=== DATA FOR ANALYSIS ===

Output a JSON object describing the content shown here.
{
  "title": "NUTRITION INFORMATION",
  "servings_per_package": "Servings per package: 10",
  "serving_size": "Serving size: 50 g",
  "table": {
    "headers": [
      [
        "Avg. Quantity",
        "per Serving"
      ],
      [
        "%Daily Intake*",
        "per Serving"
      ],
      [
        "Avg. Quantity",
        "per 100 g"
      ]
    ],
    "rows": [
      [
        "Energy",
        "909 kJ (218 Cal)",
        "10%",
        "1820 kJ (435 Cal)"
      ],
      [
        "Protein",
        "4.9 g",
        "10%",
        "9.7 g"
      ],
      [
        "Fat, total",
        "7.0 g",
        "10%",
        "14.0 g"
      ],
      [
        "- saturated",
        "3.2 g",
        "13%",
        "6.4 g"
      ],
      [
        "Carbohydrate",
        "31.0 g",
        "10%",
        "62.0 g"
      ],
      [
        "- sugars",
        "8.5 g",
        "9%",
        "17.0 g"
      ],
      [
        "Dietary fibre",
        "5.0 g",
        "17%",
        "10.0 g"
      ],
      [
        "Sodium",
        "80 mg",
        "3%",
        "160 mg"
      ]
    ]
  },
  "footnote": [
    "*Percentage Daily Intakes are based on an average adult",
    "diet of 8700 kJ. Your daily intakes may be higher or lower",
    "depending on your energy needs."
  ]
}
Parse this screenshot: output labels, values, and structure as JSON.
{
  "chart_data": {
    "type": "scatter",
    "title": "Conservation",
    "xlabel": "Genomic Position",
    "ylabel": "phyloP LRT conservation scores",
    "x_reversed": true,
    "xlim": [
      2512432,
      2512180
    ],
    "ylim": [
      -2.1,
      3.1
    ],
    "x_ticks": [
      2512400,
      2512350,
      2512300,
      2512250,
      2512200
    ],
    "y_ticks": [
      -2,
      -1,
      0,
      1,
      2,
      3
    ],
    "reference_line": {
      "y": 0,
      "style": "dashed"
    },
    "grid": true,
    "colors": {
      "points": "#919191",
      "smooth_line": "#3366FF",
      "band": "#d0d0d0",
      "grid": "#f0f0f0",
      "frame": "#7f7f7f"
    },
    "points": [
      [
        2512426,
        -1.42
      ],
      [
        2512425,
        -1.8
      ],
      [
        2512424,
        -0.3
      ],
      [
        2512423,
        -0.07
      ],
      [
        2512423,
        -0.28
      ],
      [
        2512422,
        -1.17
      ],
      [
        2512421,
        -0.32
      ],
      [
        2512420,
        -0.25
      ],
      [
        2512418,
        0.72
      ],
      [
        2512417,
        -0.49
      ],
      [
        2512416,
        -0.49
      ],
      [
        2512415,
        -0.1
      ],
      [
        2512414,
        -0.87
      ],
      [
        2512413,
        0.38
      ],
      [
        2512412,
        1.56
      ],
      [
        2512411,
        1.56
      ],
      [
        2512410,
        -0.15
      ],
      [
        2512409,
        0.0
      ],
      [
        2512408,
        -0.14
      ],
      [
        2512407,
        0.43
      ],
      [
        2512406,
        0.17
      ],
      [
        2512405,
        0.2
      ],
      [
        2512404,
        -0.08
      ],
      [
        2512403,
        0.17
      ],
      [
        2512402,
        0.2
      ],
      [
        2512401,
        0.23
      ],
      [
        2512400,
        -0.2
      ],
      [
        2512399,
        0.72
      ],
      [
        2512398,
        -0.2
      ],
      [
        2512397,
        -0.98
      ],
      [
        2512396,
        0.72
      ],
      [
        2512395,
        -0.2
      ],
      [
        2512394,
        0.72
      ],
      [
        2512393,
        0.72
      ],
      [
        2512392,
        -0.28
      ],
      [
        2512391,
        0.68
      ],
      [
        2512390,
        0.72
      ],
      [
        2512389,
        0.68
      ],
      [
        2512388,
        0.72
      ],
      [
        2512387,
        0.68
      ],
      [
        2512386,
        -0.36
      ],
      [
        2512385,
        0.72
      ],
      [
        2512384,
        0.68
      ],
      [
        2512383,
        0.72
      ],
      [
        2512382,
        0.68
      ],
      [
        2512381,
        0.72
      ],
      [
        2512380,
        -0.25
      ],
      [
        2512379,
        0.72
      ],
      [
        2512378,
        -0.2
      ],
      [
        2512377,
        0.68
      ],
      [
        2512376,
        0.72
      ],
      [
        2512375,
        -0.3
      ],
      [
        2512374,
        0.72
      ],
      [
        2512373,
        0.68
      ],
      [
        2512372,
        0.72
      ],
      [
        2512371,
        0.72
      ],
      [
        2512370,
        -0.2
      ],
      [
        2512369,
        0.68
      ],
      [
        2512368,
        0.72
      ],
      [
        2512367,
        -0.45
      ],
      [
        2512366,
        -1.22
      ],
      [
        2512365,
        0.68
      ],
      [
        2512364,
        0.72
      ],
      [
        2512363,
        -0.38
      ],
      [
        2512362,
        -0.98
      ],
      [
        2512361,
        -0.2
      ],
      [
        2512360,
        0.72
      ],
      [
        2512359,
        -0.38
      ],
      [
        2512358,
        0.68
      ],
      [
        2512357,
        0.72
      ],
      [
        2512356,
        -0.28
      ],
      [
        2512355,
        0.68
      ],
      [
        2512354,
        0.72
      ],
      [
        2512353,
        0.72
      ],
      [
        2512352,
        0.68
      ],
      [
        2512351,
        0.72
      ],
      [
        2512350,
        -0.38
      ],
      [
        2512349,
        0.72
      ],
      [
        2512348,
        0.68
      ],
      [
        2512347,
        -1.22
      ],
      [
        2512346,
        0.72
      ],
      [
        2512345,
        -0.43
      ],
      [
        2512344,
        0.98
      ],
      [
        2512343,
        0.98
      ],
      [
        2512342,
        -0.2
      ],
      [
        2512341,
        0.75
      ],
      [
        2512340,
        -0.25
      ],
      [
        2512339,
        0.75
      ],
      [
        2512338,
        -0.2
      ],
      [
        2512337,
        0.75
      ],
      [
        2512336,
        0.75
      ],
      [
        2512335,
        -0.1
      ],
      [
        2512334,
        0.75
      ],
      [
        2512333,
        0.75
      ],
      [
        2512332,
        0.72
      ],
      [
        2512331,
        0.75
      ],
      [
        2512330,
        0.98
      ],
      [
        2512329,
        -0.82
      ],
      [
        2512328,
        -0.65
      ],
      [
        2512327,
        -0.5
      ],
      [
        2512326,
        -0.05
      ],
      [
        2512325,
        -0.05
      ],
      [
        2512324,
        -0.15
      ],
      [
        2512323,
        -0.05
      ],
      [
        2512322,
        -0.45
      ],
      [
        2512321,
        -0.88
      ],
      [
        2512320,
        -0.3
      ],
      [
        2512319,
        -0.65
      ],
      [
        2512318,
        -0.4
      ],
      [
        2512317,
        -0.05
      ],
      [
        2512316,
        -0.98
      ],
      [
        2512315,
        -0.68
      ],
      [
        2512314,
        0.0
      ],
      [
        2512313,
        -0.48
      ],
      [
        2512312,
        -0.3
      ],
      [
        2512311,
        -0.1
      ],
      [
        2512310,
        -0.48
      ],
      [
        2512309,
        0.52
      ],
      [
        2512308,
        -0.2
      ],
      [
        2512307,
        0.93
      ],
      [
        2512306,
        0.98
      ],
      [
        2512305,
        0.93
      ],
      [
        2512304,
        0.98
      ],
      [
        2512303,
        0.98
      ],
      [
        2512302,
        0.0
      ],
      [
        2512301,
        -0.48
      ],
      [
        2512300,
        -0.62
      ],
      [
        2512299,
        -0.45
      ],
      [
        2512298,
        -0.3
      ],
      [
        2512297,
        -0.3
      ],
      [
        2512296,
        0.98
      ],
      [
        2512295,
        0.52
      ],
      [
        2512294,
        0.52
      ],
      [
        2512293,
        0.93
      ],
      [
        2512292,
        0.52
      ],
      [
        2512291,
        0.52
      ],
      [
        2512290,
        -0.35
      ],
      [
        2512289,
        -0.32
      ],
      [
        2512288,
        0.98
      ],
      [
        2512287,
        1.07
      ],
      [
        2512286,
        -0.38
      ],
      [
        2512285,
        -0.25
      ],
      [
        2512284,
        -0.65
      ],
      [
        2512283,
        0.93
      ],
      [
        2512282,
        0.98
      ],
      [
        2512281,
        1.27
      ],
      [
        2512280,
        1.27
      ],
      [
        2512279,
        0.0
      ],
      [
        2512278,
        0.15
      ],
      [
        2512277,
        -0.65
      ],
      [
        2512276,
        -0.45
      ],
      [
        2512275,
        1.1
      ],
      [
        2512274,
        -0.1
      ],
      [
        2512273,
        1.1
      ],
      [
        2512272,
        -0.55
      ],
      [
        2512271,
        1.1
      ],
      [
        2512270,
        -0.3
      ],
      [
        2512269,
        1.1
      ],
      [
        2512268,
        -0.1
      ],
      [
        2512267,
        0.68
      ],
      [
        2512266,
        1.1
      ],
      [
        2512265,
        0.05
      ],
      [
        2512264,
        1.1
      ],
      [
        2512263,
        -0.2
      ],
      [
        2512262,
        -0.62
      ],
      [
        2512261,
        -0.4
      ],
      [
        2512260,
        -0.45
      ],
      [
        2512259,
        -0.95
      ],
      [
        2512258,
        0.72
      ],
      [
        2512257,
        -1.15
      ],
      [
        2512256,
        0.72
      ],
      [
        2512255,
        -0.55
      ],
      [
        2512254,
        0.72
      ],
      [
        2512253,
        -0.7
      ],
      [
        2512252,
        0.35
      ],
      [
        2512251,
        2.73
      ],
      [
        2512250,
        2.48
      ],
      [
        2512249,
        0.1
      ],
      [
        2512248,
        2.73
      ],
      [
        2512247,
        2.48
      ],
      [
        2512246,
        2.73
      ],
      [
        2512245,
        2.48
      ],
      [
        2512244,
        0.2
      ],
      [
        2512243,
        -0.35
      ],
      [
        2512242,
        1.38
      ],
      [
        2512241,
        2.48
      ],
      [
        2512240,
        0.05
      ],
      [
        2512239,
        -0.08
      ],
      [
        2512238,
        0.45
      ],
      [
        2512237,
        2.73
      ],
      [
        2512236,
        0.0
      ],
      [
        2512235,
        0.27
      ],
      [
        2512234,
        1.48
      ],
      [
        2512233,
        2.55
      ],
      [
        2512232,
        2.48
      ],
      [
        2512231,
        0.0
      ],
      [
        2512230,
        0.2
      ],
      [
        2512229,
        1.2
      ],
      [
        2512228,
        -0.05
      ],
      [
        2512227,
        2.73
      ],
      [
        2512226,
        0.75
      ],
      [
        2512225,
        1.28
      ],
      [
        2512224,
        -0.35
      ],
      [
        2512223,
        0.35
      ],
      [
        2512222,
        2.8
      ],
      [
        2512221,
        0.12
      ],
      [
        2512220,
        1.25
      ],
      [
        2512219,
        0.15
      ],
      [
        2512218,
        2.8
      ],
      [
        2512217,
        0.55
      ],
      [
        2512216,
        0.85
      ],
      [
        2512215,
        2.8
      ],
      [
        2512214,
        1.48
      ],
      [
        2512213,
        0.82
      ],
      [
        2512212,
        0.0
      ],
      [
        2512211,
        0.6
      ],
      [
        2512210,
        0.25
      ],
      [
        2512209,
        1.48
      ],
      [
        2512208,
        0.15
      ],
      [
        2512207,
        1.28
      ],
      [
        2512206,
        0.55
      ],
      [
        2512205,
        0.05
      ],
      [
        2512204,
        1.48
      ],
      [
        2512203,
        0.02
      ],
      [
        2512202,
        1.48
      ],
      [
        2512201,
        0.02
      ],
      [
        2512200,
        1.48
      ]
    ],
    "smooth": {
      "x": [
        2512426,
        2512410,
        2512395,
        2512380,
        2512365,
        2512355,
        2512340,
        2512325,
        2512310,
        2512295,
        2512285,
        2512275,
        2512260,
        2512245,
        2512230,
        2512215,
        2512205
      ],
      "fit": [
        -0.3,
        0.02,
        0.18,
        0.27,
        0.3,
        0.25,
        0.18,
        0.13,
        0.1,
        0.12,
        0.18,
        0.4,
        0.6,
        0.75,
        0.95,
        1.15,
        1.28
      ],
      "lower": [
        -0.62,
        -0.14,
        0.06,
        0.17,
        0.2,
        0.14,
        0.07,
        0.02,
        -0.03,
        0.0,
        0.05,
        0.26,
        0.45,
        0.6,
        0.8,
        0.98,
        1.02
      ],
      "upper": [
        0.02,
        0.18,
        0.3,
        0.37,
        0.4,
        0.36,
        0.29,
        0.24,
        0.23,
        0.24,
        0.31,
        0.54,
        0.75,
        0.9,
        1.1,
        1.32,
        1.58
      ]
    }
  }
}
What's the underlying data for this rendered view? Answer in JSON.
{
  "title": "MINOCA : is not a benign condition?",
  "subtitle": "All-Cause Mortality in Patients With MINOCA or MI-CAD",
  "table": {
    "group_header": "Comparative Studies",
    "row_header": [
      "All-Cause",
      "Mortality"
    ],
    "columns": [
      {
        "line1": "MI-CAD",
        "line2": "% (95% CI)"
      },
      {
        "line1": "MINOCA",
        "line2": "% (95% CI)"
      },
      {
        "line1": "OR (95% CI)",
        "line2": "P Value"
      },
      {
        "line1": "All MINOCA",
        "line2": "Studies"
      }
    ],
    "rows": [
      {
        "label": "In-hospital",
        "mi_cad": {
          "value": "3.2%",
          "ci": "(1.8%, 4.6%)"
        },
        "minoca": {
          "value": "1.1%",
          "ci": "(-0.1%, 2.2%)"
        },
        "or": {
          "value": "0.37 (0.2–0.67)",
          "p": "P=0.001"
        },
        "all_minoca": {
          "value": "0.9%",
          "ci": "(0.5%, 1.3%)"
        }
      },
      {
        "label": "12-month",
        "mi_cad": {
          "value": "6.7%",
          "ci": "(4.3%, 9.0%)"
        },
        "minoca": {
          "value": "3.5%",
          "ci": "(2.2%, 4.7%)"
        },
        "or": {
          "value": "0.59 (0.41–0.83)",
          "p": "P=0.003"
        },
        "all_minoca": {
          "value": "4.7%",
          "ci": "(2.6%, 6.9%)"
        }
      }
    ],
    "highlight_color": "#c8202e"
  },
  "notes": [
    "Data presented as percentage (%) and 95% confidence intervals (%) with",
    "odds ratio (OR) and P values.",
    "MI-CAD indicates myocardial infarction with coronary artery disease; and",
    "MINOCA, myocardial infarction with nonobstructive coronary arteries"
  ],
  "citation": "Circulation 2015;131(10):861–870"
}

===

TRY IT -
Across the data, pull every line containing the string "this".

TASK SOLUTION -
Parse this screenshot: output labels, values, and structure as JSON.
What's the underlying data for this rendered view? Answer in JSON.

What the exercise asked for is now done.